Transcribe the listing verbatim. Do not carry over any pictures.
========
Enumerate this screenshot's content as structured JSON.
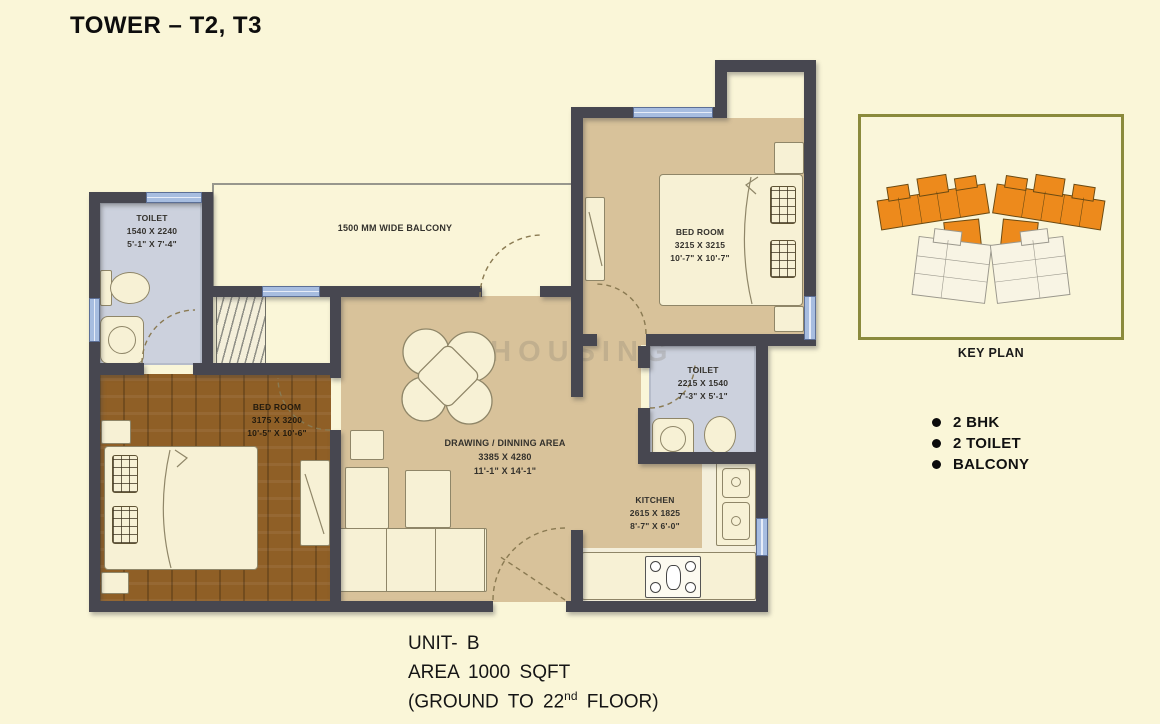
{
  "header": {
    "title": "TOWER – T2, T3"
  },
  "watermark": {
    "text": "HOUSING"
  },
  "rooms": {
    "toilet1": {
      "name": "TOILET",
      "mm": "1540 X 2240",
      "ft": "5'-1\" X 7'-4\""
    },
    "balcony": {
      "name": "1500 MM  WIDE BALCONY"
    },
    "bedroom2": {
      "name": "BED ROOM",
      "mm": "3215 X 3215",
      "ft": "10'-7\" X 10'-7\""
    },
    "bedroom1": {
      "name": "BED ROOM",
      "mm": "3175 X 3200",
      "ft": "10'-5\" X 10'-6\""
    },
    "hall": {
      "name": "DRAWING / DINNING AREA",
      "mm": "3385 X 4280",
      "ft": "11'-1\" X 14'-1\""
    },
    "toilet2": {
      "name": "TOILET",
      "mm": "2215 X 1540",
      "ft": "7'-3\" X 5'-1\""
    },
    "kitchen": {
      "name": "KITCHEN",
      "mm": "2615 X 1825",
      "ft": "8'-7\" X 6'-0\""
    }
  },
  "key_plan": {
    "label": "KEY PLAN"
  },
  "legend": {
    "items": [
      "2 BHK",
      "2 TOILET",
      "BALCONY"
    ]
  },
  "footer": {
    "unit": "UNIT- B",
    "area": "AREA  1000 SQFT",
    "floors_prefix": "(GROUND  TO 22",
    "floors_sup": "nd",
    "floors_suffix": " FLOOR)"
  },
  "colors": {
    "background": "#FAF6D8",
    "wall": "#474750",
    "floor_tan": "#D8C29A",
    "floor_wood": "#8F5F26",
    "floor_toilet": "#CCD1DD",
    "window_blue": "#A7BDE0",
    "furniture": "#F7F1D5",
    "keyplan_orange": "#ED8A1C",
    "keyplan_border": "#8A8A3C"
  }
}
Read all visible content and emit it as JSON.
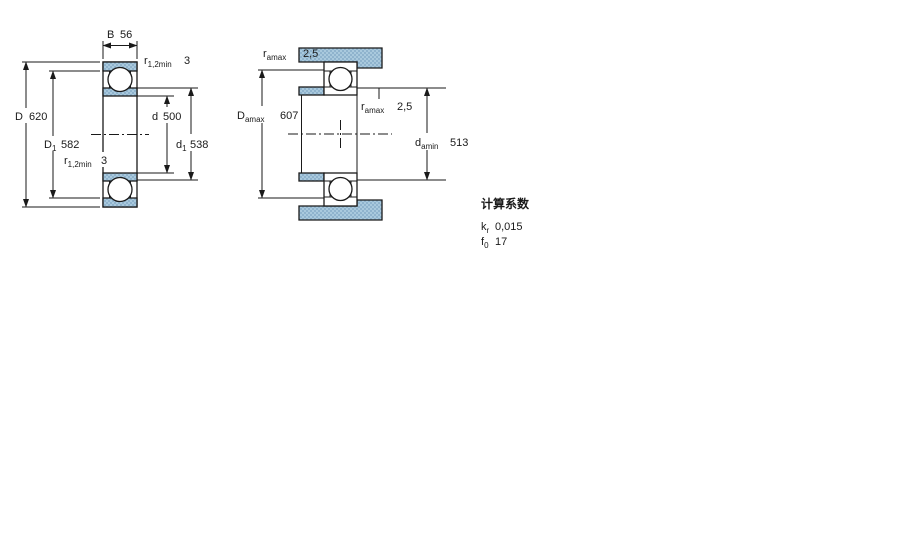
{
  "drawing": {
    "left": {
      "B": {
        "sym": "B",
        "value": "56"
      },
      "r_top": {
        "sym": "r",
        "sub": "1,2min",
        "value": "3"
      },
      "D": {
        "sym": "D",
        "value": "620"
      },
      "D1": {
        "sym": "D",
        "sub": "1",
        "value": "582"
      },
      "r_bottom": {
        "sym": "r",
        "sub": "1,2min",
        "value": "3"
      },
      "d": {
        "sym": "d",
        "value": "500"
      },
      "d1": {
        "sym": "d",
        "sub": "1",
        "value": "538"
      }
    },
    "right": {
      "ra_top": {
        "sym": "r",
        "sub": "amax",
        "value": "2,5"
      },
      "Da": {
        "sym": "D",
        "sub": "amax",
        "value": "607"
      },
      "ra_mid": {
        "sym": "r",
        "sub": "amax",
        "value": "2,5"
      },
      "da": {
        "sym": "d",
        "sub": "amin",
        "value": "513"
      }
    },
    "factors": {
      "title": "计算系数",
      "rows": [
        {
          "sym": "k",
          "sub": "r",
          "value": "0,015"
        },
        {
          "sym": "f",
          "sub": "0",
          "value": "17"
        }
      ]
    },
    "colors": {
      "steel": "#a9c9dd",
      "steel_dot": "#8fb3cd",
      "line": "#1a1a1a",
      "background": "#ffffff"
    }
  }
}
========
Exercise answer =>
Enumerate this screenshot's content as structured JSON.
{
  "header": {
    "title": "TOWER – T2, T3"
  },
  "watermark": {
    "text": "HOUSING"
  },
  "rooms": {
    "toilet1": {
      "name": "TOILET",
      "mm": "1540 X 2240",
      "ft": "5'-1\" X 7'-4\""
    },
    "balcony": {
      "name": "1500 MM  WIDE BALCONY"
    },
    "bedroom2": {
      "name": "BED ROOM",
      "mm": "3215 X 3215",
      "ft": "10'-7\" X 10'-7\""
    },
    "bedroom1": {
      "name": "BED ROOM",
      "mm": "3175 X 3200",
      "ft": "10'-5\" X 10'-6\""
    },
    "hall": {
      "name": "DRAWING / DINNING AREA",
      "mm": "3385 X 4280",
      "ft": "11'-1\" X 14'-1\""
    },
    "toilet2": {
      "name": "TOILET",
      "mm": "2215 X 1540",
      "ft": "7'-3\" X 5'-1\""
    },
    "kitchen": {
      "name": "KITCHEN",
      "mm": "2615 X 1825",
      "ft": "8'-7\" X 6'-0\""
    }
  },
  "key_plan": {
    "label": "KEY PLAN"
  },
  "legend": {
    "items": [
      "2 BHK",
      "2 TOILET",
      "BALCONY"
    ]
  },
  "footer": {
    "unit": "UNIT- B",
    "area": "AREA  1000 SQFT",
    "floors_prefix": "(GROUND  TO 22",
    "floors_sup": "nd",
    "floors_suffix": " FLOOR)"
  },
  "colors": {
    "background": "#FAF6D8",
    "wall": "#474750",
    "floor_tan": "#D8C29A",
    "floor_wood": "#8F5F26",
    "floor_toilet": "#CCD1DD",
    "window_blue": "#A7BDE0",
    "furniture": "#F7F1D5",
    "keyplan_orange": "#ED8A1C",
    "keyplan_border": "#8A8A3C"
  }
}
Read all visible content and emit it as JSON.
{
  "drawing": {
    "left": {
      "B": {
        "sym": "B",
        "value": "56"
      },
      "r_top": {
        "sym": "r",
        "sub": "1,2min",
        "value": "3"
      },
      "D": {
        "sym": "D",
        "value": "620"
      },
      "D1": {
        "sym": "D",
        "sub": "1",
        "value": "582"
      },
      "r_bottom": {
        "sym": "r",
        "sub": "1,2min",
        "value": "3"
      },
      "d": {
        "sym": "d",
        "value": "500"
      },
      "d1": {
        "sym": "d",
        "sub": "1",
        "value": "538"
      }
    },
    "right": {
      "ra_top": {
        "sym": "r",
        "sub": "amax",
        "value": "2,5"
      },
      "Da": {
        "sym": "D",
        "sub": "amax",
        "value": "607"
      },
      "ra_mid": {
        "sym": "r",
        "sub": "amax",
        "value": "2,5"
      },
      "da": {
        "sym": "d",
        "sub": "amin",
        "value": "513"
      }
    },
    "factors": {
      "title": "计算系数",
      "rows": [
        {
          "sym": "k",
          "sub": "r",
          "value": "0,015"
        },
        {
          "sym": "f",
          "sub": "0",
          "value": "17"
        }
      ]
    },
    "colors": {
      "steel": "#a9c9dd",
      "steel_dot": "#8fb3cd",
      "line": "#1a1a1a",
      "background": "#ffffff"
    }
  }
}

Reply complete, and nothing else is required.